(Source data)
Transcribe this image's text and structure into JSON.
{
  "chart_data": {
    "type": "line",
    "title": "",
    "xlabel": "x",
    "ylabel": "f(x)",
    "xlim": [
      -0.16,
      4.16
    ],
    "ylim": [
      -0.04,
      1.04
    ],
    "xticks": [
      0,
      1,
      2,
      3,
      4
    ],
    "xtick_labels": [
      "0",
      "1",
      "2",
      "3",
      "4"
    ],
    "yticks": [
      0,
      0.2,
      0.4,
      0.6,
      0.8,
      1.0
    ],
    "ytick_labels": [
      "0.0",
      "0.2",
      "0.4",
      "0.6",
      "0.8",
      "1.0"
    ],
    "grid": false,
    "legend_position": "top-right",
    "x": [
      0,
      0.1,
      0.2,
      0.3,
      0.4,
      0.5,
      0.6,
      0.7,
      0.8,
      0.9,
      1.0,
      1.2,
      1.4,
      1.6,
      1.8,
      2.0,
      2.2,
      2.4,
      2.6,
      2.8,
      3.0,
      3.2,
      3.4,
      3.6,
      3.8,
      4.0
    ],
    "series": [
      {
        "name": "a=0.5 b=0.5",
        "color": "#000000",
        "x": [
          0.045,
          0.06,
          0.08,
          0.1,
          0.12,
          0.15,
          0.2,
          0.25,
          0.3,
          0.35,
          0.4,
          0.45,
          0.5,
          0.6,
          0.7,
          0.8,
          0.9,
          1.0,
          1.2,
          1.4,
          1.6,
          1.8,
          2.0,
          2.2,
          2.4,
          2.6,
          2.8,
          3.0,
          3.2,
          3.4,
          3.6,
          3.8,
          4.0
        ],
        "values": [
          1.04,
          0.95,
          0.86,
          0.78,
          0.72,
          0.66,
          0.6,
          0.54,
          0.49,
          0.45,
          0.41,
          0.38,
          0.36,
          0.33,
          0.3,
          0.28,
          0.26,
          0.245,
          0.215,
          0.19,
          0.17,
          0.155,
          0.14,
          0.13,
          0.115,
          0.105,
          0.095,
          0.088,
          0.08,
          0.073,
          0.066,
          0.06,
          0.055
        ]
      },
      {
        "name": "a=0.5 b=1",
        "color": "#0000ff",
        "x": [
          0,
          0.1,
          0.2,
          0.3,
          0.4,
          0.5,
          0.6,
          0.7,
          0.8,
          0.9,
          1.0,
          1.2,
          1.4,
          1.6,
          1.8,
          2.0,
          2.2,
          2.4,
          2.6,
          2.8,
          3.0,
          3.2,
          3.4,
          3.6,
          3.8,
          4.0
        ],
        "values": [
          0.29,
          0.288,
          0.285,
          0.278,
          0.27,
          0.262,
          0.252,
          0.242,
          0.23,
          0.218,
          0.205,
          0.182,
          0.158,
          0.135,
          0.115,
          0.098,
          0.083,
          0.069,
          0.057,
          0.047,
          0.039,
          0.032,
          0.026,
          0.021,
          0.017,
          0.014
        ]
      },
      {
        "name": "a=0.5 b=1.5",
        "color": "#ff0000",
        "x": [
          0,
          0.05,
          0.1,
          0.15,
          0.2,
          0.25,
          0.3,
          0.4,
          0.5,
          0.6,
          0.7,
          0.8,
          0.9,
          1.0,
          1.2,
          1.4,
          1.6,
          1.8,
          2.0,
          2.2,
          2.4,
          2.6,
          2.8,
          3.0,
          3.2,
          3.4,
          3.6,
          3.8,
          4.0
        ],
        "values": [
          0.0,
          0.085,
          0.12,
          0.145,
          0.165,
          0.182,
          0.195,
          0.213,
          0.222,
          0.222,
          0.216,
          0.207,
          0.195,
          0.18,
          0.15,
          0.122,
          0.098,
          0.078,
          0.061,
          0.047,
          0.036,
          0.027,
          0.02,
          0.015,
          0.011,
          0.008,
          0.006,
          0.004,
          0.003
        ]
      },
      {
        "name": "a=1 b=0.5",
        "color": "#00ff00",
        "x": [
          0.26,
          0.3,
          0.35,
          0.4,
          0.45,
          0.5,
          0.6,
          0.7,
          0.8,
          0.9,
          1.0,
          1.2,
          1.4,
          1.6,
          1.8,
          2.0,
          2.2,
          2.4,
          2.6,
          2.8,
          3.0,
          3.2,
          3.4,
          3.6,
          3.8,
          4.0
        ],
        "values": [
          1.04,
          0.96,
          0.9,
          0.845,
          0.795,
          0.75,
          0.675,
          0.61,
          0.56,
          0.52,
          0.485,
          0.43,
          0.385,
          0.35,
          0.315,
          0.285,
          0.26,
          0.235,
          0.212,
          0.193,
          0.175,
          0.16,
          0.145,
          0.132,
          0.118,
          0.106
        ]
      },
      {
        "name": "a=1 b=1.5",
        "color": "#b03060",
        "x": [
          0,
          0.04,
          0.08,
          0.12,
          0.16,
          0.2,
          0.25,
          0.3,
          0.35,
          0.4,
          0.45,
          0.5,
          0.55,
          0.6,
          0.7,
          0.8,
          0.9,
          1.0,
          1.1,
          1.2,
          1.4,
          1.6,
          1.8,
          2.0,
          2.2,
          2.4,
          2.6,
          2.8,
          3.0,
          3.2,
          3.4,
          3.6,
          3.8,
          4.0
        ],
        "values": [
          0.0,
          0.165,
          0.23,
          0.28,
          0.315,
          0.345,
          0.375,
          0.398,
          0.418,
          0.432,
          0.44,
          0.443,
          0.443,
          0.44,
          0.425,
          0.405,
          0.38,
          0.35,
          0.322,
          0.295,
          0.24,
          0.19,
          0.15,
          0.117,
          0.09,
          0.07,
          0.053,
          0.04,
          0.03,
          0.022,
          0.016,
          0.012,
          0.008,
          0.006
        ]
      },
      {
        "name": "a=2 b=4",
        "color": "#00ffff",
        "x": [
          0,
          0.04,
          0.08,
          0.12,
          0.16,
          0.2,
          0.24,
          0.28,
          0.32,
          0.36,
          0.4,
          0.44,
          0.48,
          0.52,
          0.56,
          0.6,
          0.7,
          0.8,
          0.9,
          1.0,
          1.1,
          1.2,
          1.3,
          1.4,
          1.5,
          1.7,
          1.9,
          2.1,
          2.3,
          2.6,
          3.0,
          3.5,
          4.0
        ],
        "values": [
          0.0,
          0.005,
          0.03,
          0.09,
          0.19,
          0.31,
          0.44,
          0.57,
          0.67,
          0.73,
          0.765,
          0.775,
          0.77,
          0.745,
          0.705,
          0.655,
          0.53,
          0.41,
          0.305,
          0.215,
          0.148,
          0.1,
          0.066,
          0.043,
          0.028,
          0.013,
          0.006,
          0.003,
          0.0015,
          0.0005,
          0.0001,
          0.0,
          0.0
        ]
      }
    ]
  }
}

■ WHAT YOU SHOULD DO: Where a line holds "name", copy that line.

■ TASK RESULT:
        "name": "a=0.5 b=0.5",
        "name": "a=0.5 b=1",
        "name": "a=0.5 b=1.5",
        "name": "a=1 b=0.5",
        "name": "a=1 b=1.5",
        "name": "a=2 b=4",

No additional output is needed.